TASK TO CARRY OUT: Write out every record in full, exactly as written, please.

-- Begin DATASET --

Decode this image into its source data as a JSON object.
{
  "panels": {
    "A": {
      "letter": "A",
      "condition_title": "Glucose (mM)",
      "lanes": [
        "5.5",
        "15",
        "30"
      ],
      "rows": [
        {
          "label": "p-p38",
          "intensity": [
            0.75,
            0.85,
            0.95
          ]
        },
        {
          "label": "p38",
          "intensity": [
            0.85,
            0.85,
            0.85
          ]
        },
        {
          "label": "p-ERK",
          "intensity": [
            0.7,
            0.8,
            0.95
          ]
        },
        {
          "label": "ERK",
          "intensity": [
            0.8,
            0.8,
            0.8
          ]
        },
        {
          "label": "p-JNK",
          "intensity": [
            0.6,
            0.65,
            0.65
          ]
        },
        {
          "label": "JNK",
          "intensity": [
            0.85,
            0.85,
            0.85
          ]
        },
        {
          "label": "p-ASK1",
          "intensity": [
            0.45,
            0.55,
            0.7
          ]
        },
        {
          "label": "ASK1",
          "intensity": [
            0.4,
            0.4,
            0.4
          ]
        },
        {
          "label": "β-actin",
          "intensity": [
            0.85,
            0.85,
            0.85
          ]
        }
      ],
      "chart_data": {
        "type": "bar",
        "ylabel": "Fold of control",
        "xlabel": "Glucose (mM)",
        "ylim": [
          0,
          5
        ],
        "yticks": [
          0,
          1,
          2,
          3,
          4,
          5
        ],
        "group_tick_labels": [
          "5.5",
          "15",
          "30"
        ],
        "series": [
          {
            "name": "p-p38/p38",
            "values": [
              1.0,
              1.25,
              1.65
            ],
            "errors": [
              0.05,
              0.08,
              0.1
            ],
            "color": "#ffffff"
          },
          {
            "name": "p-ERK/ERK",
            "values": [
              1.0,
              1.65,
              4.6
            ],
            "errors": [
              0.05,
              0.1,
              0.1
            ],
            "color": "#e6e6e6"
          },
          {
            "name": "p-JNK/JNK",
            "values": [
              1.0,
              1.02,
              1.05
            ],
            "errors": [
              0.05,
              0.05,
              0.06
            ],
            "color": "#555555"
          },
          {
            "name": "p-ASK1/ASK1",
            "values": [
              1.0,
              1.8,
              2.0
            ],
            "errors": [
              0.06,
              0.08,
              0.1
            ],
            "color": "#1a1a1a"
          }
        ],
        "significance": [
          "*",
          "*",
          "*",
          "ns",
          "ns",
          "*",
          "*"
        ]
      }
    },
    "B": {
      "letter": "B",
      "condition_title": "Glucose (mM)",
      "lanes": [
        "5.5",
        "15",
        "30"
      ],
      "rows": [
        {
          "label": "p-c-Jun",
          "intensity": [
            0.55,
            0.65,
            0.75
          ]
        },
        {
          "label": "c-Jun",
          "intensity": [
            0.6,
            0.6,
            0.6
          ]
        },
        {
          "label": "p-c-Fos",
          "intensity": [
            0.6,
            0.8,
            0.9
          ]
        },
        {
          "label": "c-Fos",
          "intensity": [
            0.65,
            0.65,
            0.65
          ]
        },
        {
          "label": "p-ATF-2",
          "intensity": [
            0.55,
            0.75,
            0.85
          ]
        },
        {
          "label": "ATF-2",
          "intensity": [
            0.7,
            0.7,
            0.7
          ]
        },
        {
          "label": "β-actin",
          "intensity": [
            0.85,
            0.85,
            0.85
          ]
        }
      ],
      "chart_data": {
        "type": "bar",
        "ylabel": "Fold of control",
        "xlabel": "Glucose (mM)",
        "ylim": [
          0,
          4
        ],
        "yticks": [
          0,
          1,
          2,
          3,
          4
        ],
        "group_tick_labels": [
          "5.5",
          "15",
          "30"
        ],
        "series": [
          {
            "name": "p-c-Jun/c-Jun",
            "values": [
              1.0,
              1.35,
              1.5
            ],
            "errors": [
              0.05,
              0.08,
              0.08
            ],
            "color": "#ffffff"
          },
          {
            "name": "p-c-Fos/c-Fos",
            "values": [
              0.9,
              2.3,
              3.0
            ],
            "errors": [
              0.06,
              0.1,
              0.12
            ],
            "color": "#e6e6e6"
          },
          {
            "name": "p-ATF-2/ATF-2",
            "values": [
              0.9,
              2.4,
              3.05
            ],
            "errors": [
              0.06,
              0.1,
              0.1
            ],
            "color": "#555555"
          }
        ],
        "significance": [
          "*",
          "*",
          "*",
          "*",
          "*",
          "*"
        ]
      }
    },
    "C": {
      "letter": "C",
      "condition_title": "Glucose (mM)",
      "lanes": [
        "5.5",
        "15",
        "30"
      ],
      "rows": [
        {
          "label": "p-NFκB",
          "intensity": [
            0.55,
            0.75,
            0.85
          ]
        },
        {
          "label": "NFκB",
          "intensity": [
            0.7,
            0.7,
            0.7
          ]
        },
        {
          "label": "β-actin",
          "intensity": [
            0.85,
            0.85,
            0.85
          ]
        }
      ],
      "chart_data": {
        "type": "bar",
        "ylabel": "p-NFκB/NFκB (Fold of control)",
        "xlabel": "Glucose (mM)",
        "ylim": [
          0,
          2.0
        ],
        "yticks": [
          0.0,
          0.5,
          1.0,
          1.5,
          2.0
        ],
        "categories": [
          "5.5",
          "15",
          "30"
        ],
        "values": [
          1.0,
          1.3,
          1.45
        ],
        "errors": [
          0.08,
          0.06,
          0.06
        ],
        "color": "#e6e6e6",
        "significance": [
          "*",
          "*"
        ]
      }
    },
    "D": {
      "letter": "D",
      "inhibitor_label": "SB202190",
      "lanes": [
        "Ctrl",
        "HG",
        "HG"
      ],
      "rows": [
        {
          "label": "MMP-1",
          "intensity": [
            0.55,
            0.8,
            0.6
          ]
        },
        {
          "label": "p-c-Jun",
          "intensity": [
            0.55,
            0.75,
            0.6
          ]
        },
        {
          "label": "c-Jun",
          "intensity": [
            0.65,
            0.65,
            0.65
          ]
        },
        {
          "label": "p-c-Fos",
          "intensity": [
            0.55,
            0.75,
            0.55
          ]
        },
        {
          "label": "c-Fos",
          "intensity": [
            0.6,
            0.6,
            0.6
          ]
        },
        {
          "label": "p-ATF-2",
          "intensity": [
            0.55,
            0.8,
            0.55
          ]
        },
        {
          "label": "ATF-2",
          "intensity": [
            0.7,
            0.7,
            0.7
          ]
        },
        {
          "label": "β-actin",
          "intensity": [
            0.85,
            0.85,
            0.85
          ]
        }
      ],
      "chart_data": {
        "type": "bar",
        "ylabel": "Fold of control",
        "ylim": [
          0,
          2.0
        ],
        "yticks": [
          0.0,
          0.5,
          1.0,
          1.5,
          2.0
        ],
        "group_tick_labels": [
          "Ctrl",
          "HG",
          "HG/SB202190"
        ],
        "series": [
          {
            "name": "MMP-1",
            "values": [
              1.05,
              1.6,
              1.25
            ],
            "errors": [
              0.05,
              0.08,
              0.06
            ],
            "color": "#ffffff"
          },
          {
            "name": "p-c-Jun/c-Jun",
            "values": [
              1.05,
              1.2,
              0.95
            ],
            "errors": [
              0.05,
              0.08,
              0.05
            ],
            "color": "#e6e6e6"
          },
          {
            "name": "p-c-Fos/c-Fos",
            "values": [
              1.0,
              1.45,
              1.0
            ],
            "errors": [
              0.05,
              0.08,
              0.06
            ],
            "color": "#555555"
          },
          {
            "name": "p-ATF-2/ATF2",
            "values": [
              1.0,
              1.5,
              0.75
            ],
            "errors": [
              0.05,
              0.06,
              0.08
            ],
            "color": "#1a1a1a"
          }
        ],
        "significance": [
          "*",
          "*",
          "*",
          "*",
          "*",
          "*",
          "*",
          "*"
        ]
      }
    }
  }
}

-- End DATASET --

TASK ANSWER:
Decode this image into its source data as a JSON object.
{
  "panels": {
    "A": {
      "letter": "A",
      "condition_title": "Glucose (mM)",
      "lanes": [
        "5.5",
        "15",
        "30"
      ],
      "rows": [
        {
          "label": "p-p38",
          "intensity": [
            0.75,
            0.85,
            0.95
          ]
        },
        {
          "label": "p38",
          "intensity": [
            0.85,
            0.85,
            0.85
          ]
        },
        {
          "label": "p-ERK",
          "intensity": [
            0.7,
            0.8,
            0.95
          ]
        },
        {
          "label": "ERK",
          "intensity": [
            0.8,
            0.8,
            0.8
          ]
        },
        {
          "label": "p-JNK",
          "intensity": [
            0.6,
            0.65,
            0.65
          ]
        },
        {
          "label": "JNK",
          "intensity": [
            0.85,
            0.85,
            0.85
          ]
        },
        {
          "label": "p-ASK1",
          "intensity": [
            0.45,
            0.55,
            0.7
          ]
        },
        {
          "label": "ASK1",
          "intensity": [
            0.4,
            0.4,
            0.4
          ]
        },
        {
          "label": "β-actin",
          "intensity": [
            0.85,
            0.85,
            0.85
          ]
        }
      ],
      "chart_data": {
        "type": "bar",
        "ylabel": "Fold of control",
        "xlabel": "Glucose (mM)",
        "ylim": [
          0,
          5
        ],
        "yticks": [
          0,
          1,
          2,
          3,
          4,
          5
        ],
        "group_tick_labels": [
          "5.5",
          "15",
          "30"
        ],
        "series": [
          {
            "name": "p-p38/p38",
            "values": [
              1.0,
              1.25,
              1.65
            ],
            "errors": [
              0.05,
              0.08,
              0.1
            ],
            "color": "#ffffff"
          },
          {
            "name": "p-ERK/ERK",
            "values": [
              1.0,
              1.65,
              4.6
            ],
            "errors": [
              0.05,
              0.1,
              0.1
            ],
            "color": "#e6e6e6"
          },
          {
            "name": "p-JNK/JNK",
            "values": [
              1.0,
              1.02,
              1.05
            ],
            "errors": [
              0.05,
              0.05,
              0.06
            ],
            "color": "#555555"
          },
          {
            "name": "p-ASK1/ASK1",
            "values": [
              1.0,
              1.8,
              2.0
            ],
            "errors": [
              0.06,
              0.08,
              0.1
            ],
            "color": "#1a1a1a"
          }
        ],
        "significance": [
          "*",
          "*",
          "*",
          "ns",
          "ns",
          "*",
          "*"
        ]
      }
    },
    "B": {
      "letter": "B",
      "condition_title": "Glucose (mM)",
      "lanes": [
        "5.5",
        "15",
        "30"
      ],
      "rows": [
        {
          "label": "p-c-Jun",
          "intensity": [
            0.55,
            0.65,
            0.75
          ]
        },
        {
          "label": "c-Jun",
          "intensity": [
            0.6,
            0.6,
            0.6
          ]
        },
        {
          "label": "p-c-Fos",
          "intensity": [
            0.6,
            0.8,
            0.9
          ]
        },
        {
          "label": "c-Fos",
          "intensity": [
            0.65,
            0.65,
            0.65
          ]
        },
        {
          "label": "p-ATF-2",
          "intensity": [
            0.55,
            0.75,
            0.85
          ]
        },
        {
          "label": "ATF-2",
          "intensity": [
            0.7,
            0.7,
            0.7
          ]
        },
        {
          "label": "β-actin",
          "intensity": [
            0.85,
            0.85,
            0.85
          ]
        }
      ],
      "chart_data": {
        "type": "bar",
        "ylabel": "Fold of control",
        "xlabel": "Glucose (mM)",
        "ylim": [
          0,
          4
        ],
        "yticks": [
          0,
          1,
          2,
          3,
          4
        ],
        "group_tick_labels": [
          "5.5",
          "15",
          "30"
        ],
        "series": [
          {
            "name": "p-c-Jun/c-Jun",
            "values": [
              1.0,
              1.35,
              1.5
            ],
            "errors": [
              0.05,
              0.08,
              0.08
            ],
            "color": "#ffffff"
          },
          {
            "name": "p-c-Fos/c-Fos",
            "values": [
              0.9,
              2.3,
              3.0
            ],
            "errors": [
              0.06,
              0.1,
              0.12
            ],
            "color": "#e6e6e6"
          },
          {
            "name": "p-ATF-2/ATF-2",
            "values": [
              0.9,
              2.4,
              3.05
            ],
            "errors": [
              0.06,
              0.1,
              0.1
            ],
            "color": "#555555"
          }
        ],
        "significance": [
          "*",
          "*",
          "*",
          "*",
          "*",
          "*"
        ]
      }
    },
    "C": {
      "letter": "C",
      "condition_title": "Glucose (mM)",
      "lanes": [
        "5.5",
        "15",
        "30"
      ],
      "rows": [
        {
          "label": "p-NFκB",
          "intensity": [
            0.55,
            0.75,
            0.85
          ]
        },
        {
          "label": "NFκB",
          "intensity": [
            0.7,
            0.7,
            0.7
          ]
        },
        {
          "label": "β-actin",
          "intensity": [
            0.85,
            0.85,
            0.85
          ]
        }
      ],
      "chart_data": {
        "type": "bar",
        "ylabel": "p-NFκB/NFκB (Fold of control)",
        "xlabel": "Glucose (mM)",
        "ylim": [
          0,
          2.0
        ],
        "yticks": [
          0.0,
          0.5,
          1.0,
          1.5,
          2.0
        ],
        "categories": [
          "5.5",
          "15",
          "30"
        ],
        "values": [
          1.0,
          1.3,
          1.45
        ],
        "errors": [
          0.08,
          0.06,
          0.06
        ],
        "color": "#e6e6e6",
        "significance": [
          "*",
          "*"
        ]
      }
    },
    "D": {
      "letter": "D",
      "inhibitor_label": "SB202190",
      "lanes": [
        "Ctrl",
        "HG",
        "HG"
      ],
      "rows": [
        {
          "label": "MMP-1",
          "intensity": [
            0.55,
            0.8,
            0.6
          ]
        },
        {
          "label": "p-c-Jun",
          "intensity": [
            0.55,
            0.75,
            0.6
          ]
        },
        {
          "label": "c-Jun",
          "intensity": [
            0.65,
            0.65,
            0.65
          ]
        },
        {
          "label": "p-c-Fos",
          "intensity": [
            0.55,
            0.75,
            0.55
          ]
        },
        {
          "label": "c-Fos",
          "intensity": [
            0.6,
            0.6,
            0.6
          ]
        },
        {
          "label": "p-ATF-2",
          "intensity": [
            0.55,
            0.8,
            0.55
          ]
        },
        {
          "label": "ATF-2",
          "intensity": [
            0.7,
            0.7,
            0.7
          ]
        },
        {
          "label": "β-actin",
          "intensity": [
            0.85,
            0.85,
            0.85
          ]
        }
      ],
      "chart_data": {
        "type": "bar",
        "ylabel": "Fold of control",
        "ylim": [
          0,
          2.0
        ],
        "yticks": [
          0.0,
          0.5,
          1.0,
          1.5,
          2.0
        ],
        "group_tick_labels": [
          "Ctrl",
          "HG",
          "HG/SB202190"
        ],
        "series": [
          {
            "name": "MMP-1",
            "values": [
              1.05,
              1.6,
              1.25
            ],
            "errors": [
              0.05,
              0.08,
              0.06
            ],
            "color": "#ffffff"
          },
          {
            "name": "p-c-Jun/c-Jun",
            "values": [
              1.05,
              1.2,
              0.95
            ],
            "errors": [
              0.05,
              0.08,
              0.05
            ],
            "color": "#e6e6e6"
          },
          {
            "name": "p-c-Fos/c-Fos",
            "values": [
              1.0,
              1.45,
              1.0
            ],
            "errors": [
              0.05,
              0.08,
              0.06
            ],
            "color": "#555555"
          },
          {
            "name": "p-ATF-2/ATF2",
            "values": [
              1.0,
              1.5,
              0.75
            ],
            "errors": [
              0.05,
              0.06,
              0.08
            ],
            "color": "#1a1a1a"
          }
        ],
        "significance": [
          "*",
          "*",
          "*",
          "*",
          "*",
          "*",
          "*",
          "*"
        ]
      }
    }
  }
}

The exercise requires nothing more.